Task brief —
Which lines hold the string "sobre"? Copy every one of them.

Dataset records —
┌────────
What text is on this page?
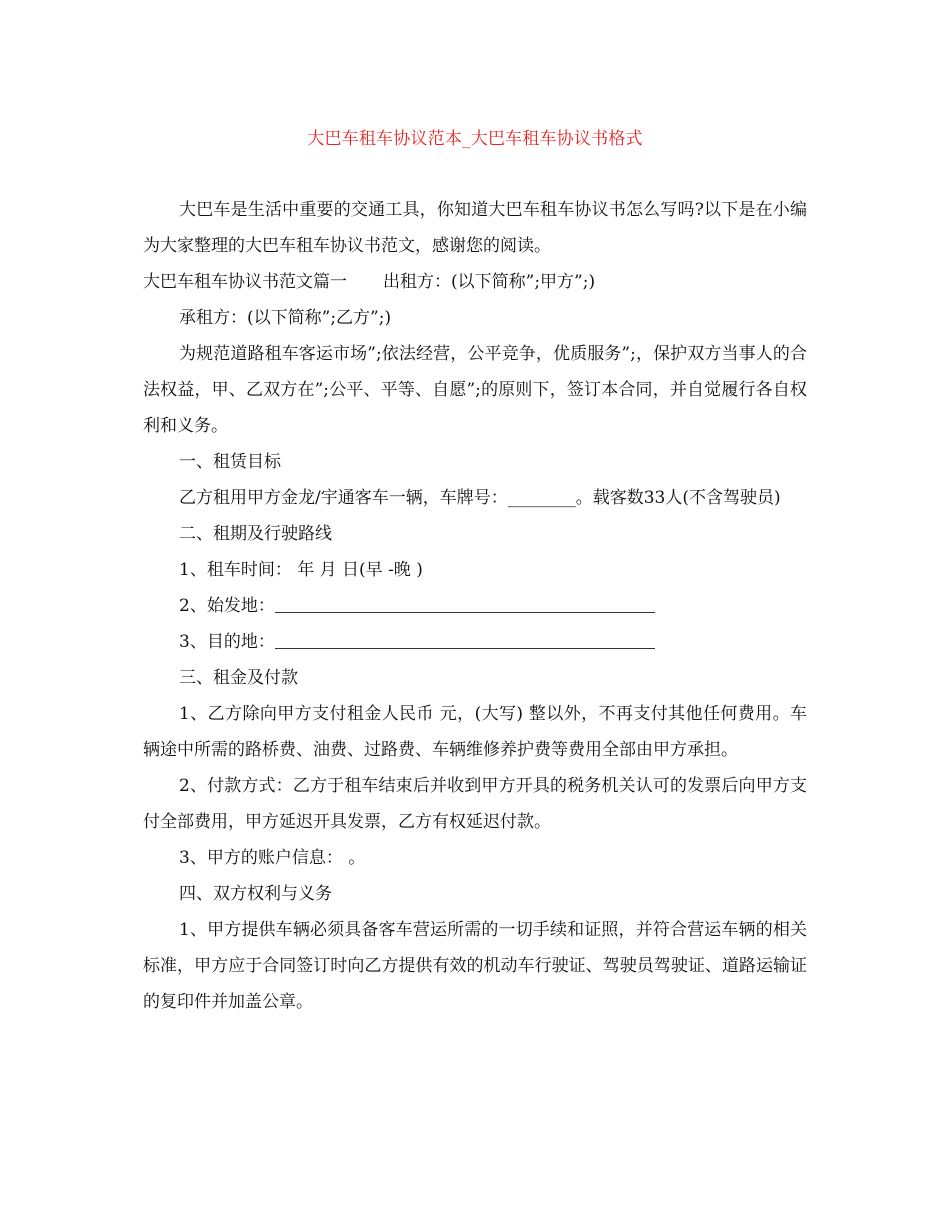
大巴车租车协议范本_大巴车租车协议书格式

大巴车是生活中重要的交通工具，你知道大巴车租车协议书怎么写吗?以下是在小编为大家整理的大巴车租车协议书范文，感谢您的阅读。

大巴车租车协议书范文篇一 出租方：(以下简称”;甲方”;)

承租方：(以下简称”;乙方”;)

为规范道路租车客运市场”;依法经营，公平竞争，优质服务”;，保护双方当事人的合法权益，甲、乙双方在”;公平、平等、自愿”;的原则下，签订本合同，并自觉履行各自权利和义务。

一、租赁目标

乙方租用甲方金龙/宇通客车一辆，车牌号：________。载客数33人(不含驾驶员)

二、租期及行驶路线

1、租车时间： 年 月 日(早 -晚 )

2、始发地：

3、目的地：

三、租金及付款

1、乙方除向甲方支付租金人民币 元，(大写) 整以外，不再支付其他任何费用。车辆途中所需的路桥费、油费、过路费、车辆维修养护费等费用全部由甲方承担。

2、付款方式：乙方于租车结束后并收到甲方开具的税务机关认可的发票后向甲方支付全部费用，甲方延迟开具发票，乙方有权延迟付款。

3、甲方的账户信息： 。

四、双方权利与义务

1、甲方提供车辆必须具备客车营运所需的一切手续和证照，并符合营运车辆的相关标准，甲方应于合同签订时向乙方提供有效的机动车行驶证、驾驶员驾驶证、道路运输证的复印件并加盖公章。
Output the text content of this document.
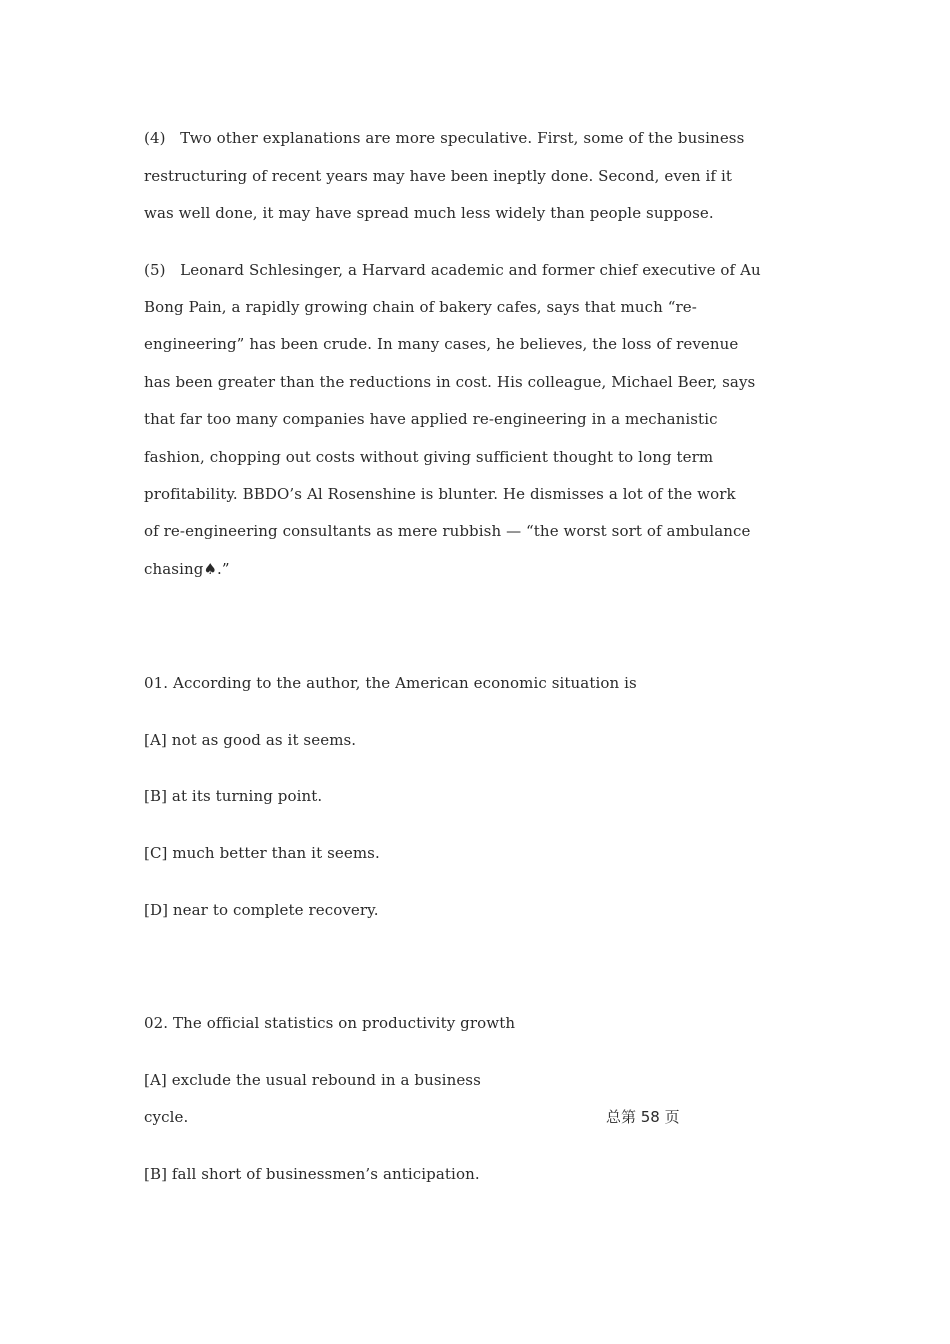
(4)   Two other explanations are more speculative. First, some of the business
restructuring of recent years may have been ineptly done. Second, even if it
was well done, it may have spread much less widely than people suppose.
(5)   Leonard Schlesinger, a Harvard academic and former chief executive of Au
Bong Pain, a rapidly growing chain of bakery cafes, says that much “re-
engineering” has been crude. In many cases, he believes, the loss of revenue
has been greater than the reductions in cost. His colleague, Michael Beer, says
that far too many companies have applied re-engineering in a mechanistic
fashion, chopping out costs without giving sufficient thought to long term
profitability. BBDO’s Al Rosenshine is blunter. He dismisses a lot of the work
of re-engineering consultants as mere rubbish — “the worst sort of ambulance
chasing♠.”
01. According to the author, the American economic situation is
[A] not as good as it seems.
[B] at its turning point.
[C] much better than it seems.
[D] near to complete recovery.
02. The official statistics on productivity growth
[A] exclude the usual rebound in a business
cycle.
[B] fall short of businessmen’s anticipation.
总第 58 页
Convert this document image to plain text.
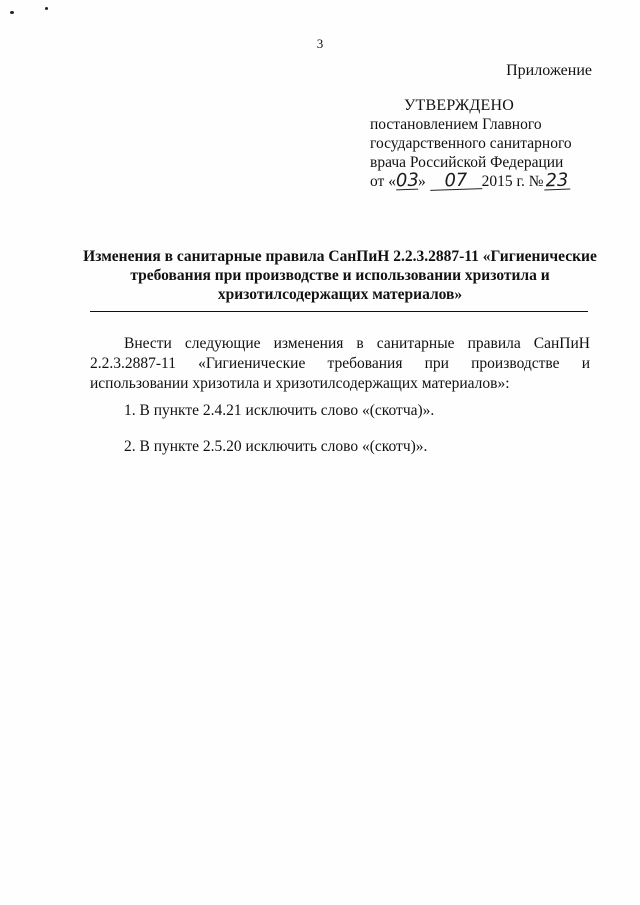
3
Приложение
УТВЕРЖДЕНО
постановлением Главного
государственного санитарного
врача Российской Федерации
от «03» 07 2015 г. №23
Изменения в санитарные правила СанПиН 2.2.3.2887-11 «Гигиенические требования при производстве и использовании хризотила и хризотилсодержащих материалов»
Внести следующие изменения в санитарные правила СанПиН 2.2.3.2887-11 «Гигиенические требования при производстве и использовании хризотила и хризотилсодержащих материалов»:
1. В пункте 2.4.21 исключить слово «(скотча)».
2. В пункте 2.5.20 исключить слово «(скотч)».
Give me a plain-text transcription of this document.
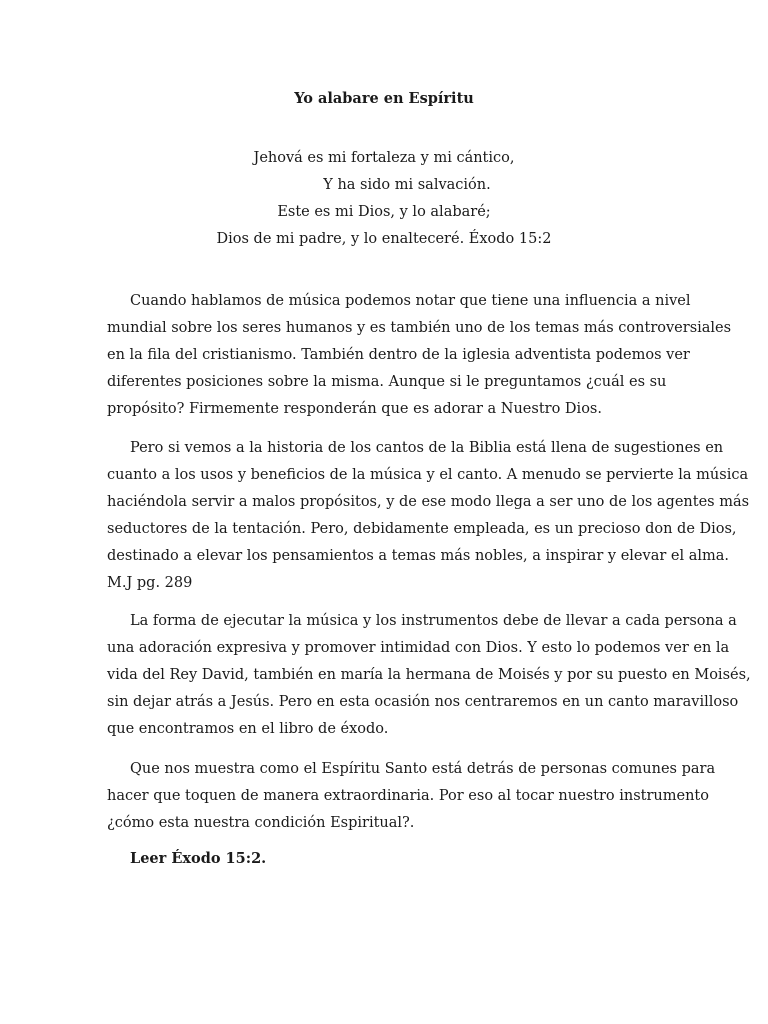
Yo alabare en Espíritu
Jehová es mi fortaleza y mi cántico,
Y ha sido mi salvación.
Este es mi Dios, y lo alabaré;
Dios de mi padre, y lo enalteceré. Éxodo 15:2

Cuando hablamos de música podemos notar que tiene una influencia a nivel
mundial sobre los seres humanos y es también uno de los temas más controversiales
en la fila del cristianismo. También dentro de la iglesia adventista podemos ver
diferentes posiciones sobre la misma. Aunque si le preguntamos ¿cuál es su
propósito? Firmemente responderán que es adorar a Nuestro Dios.

Pero si vemos a la historia de los cantos de la Biblia está llena de sugestiones en
cuanto a los usos y beneficios de la música y el canto. A menudo se pervierte la música
haciéndola servir a malos propósitos, y de ese modo llega a ser uno de los agentes más
seductores de la tentación. Pero, debidamente empleada, es un precioso don de Dios,
destinado a elevar los pensamientos a temas más nobles, a inspirar y elevar el alma.
M.J pg. 289

La forma de ejecutar la música y los instrumentos debe de llevar a cada persona a
una adoración expresiva y promover intimidad con Dios. Y esto lo podemos ver en la
vida del Rey David, también en maría la hermana de Moisés y por su puesto en Moisés,
sin dejar atrás a Jesús. Pero en esta ocasión nos centraremos en un canto maravilloso
que encontramos en el libro de éxodo.

Que nos muestra como el Espíritu Santo está detrás de personas comunes para
hacer que toquen de manera extraordinaria. Por eso al tocar nuestro instrumento
¿cómo esta nuestra condición Espiritual?.

Leer Éxodo 15:2.
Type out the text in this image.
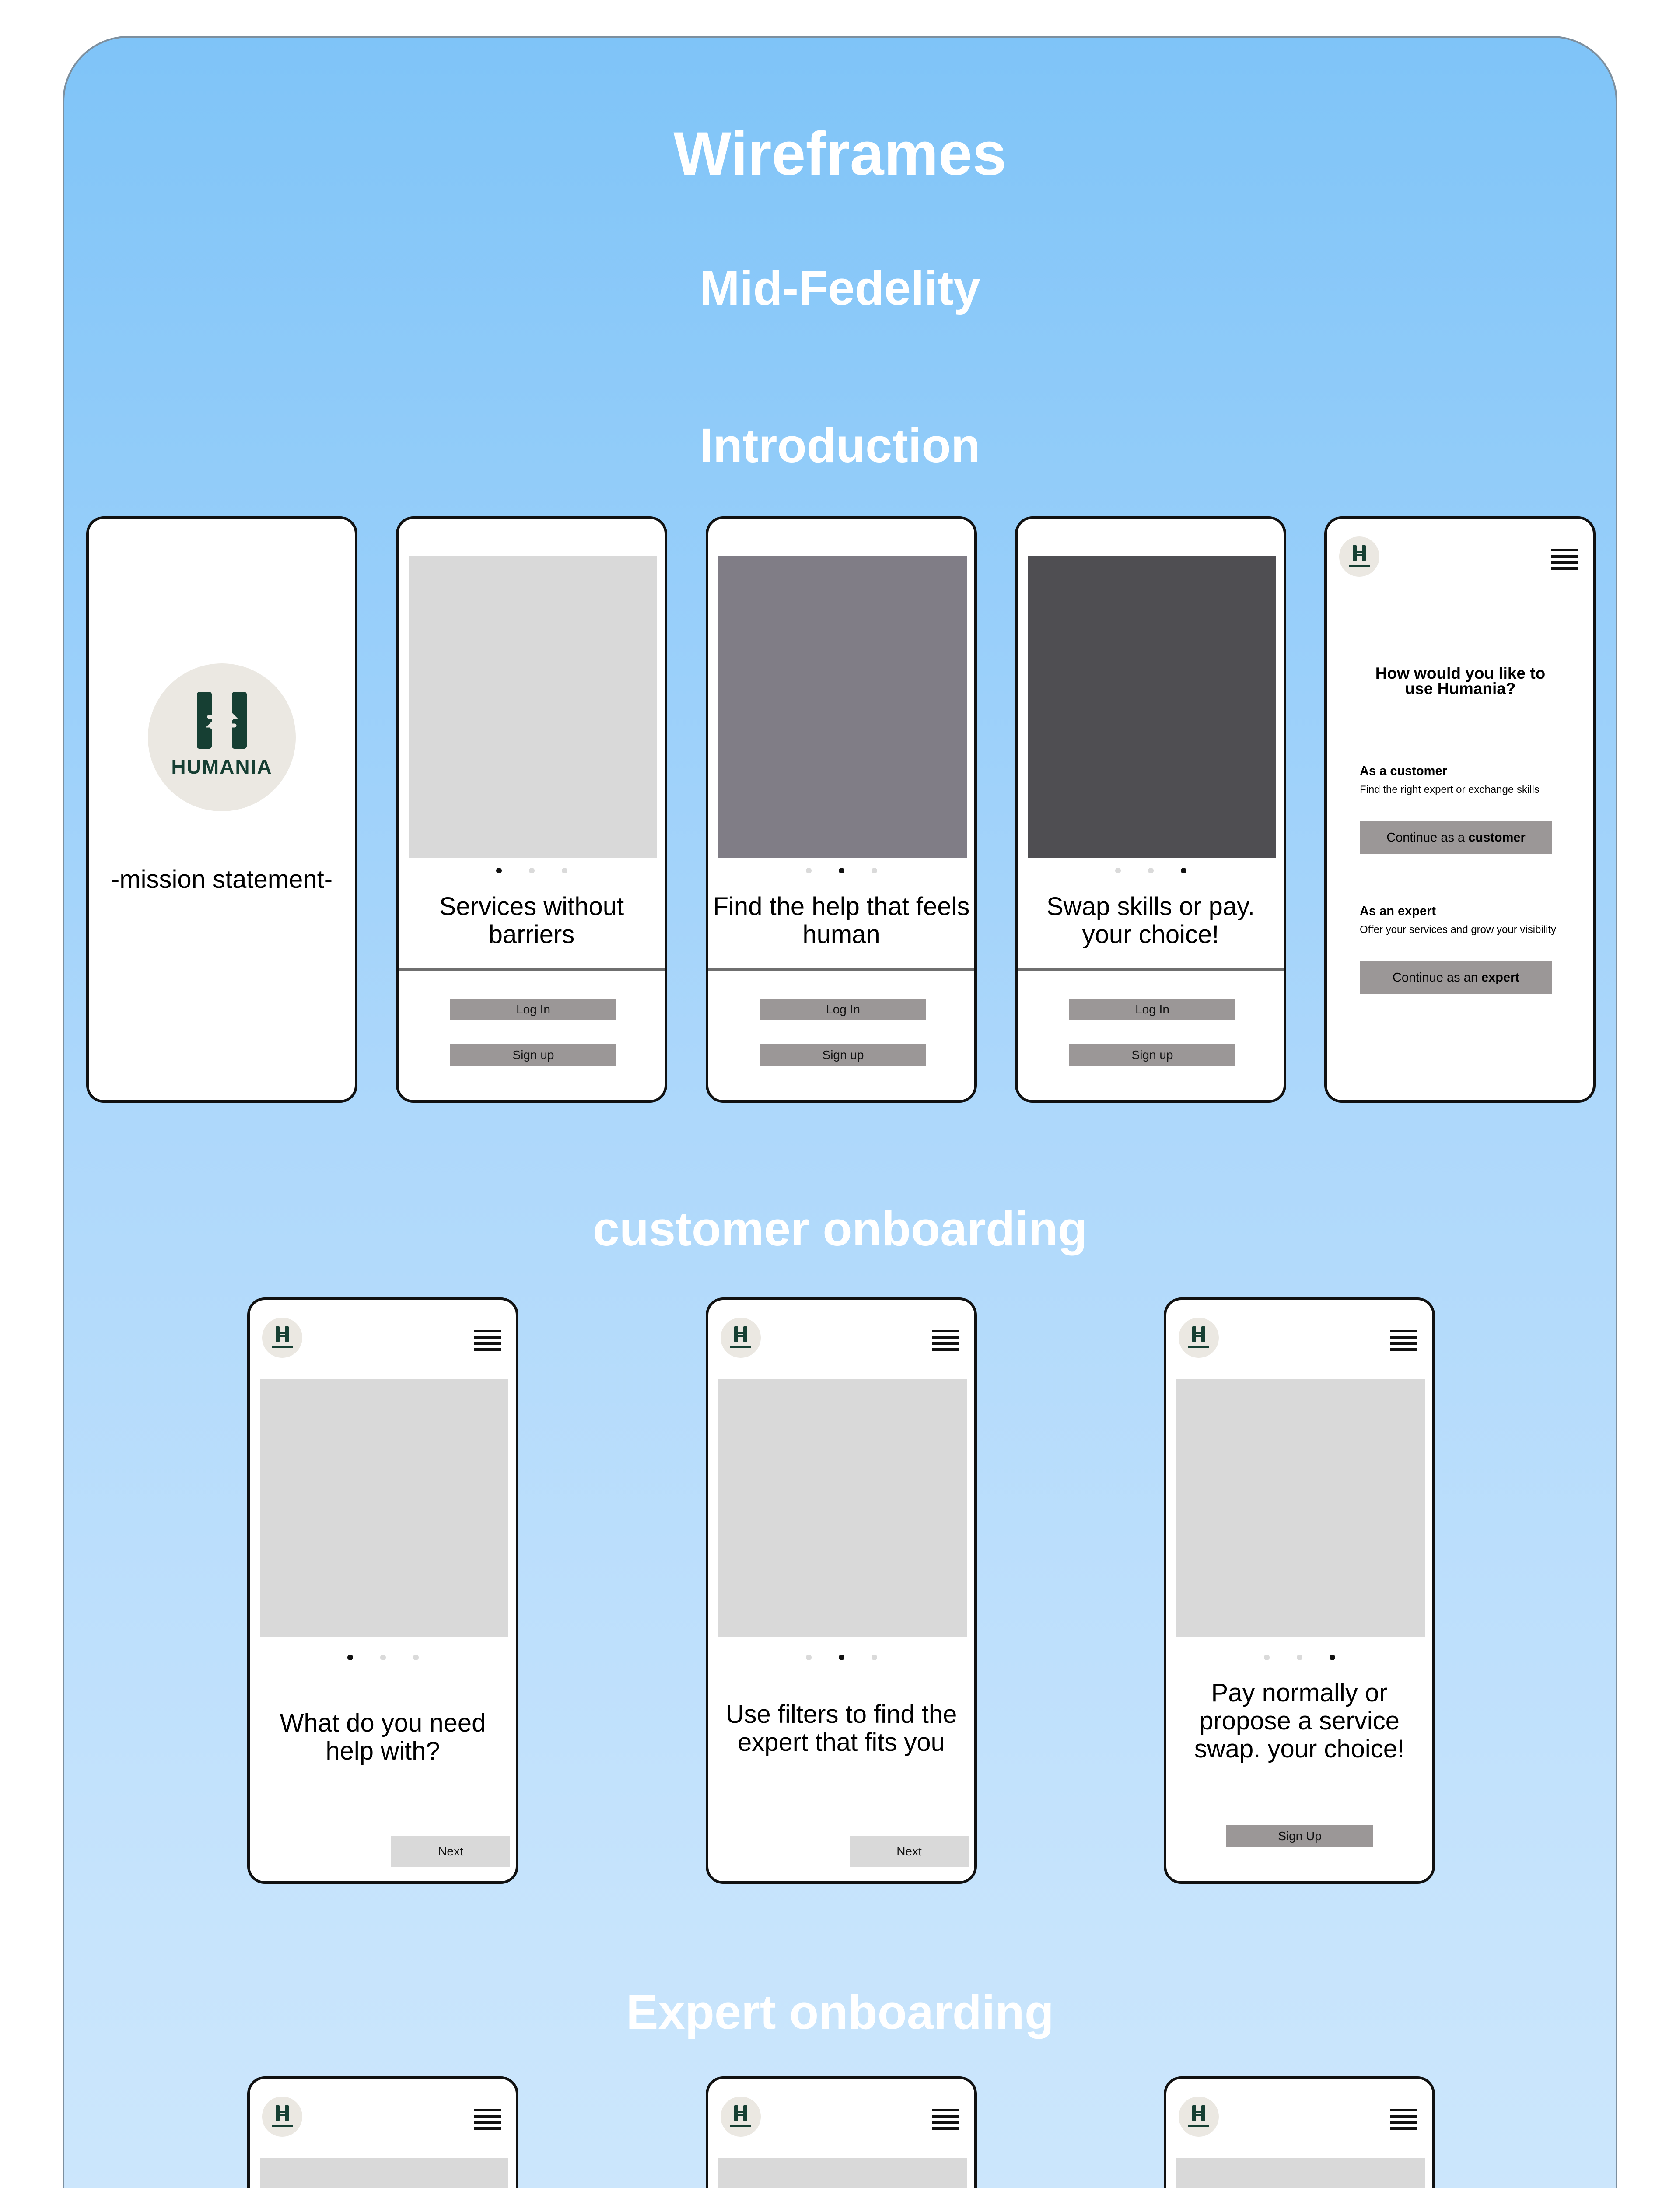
Wireframes
Mid-Fedelity
Introduction
customer onboarding
Expert onboarding
HUMANIA
-mission statement-
Services without barriers
Log In
Sign up
Find the help that feels human
Log In
Sign up
Swap skills or pay. your choice!
Log In
Sign up
How would you like to use Humania?
As a customer
Find the right expert or exchange skills
Continue as a customer
As an expert
Offer your services and grow your visibility
Continue as an expert
What do you need help with?
Next
Use filters to find the expert that fits you
Next
Pay normally or propose a service swap. your choice!
Sign Up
└────────
Finished answer —
mundial sobre los seres humanos y es también uno de los temas más controversiales
diferentes posiciones sobre la misma. Aunque si le preguntamos ¿cuál es su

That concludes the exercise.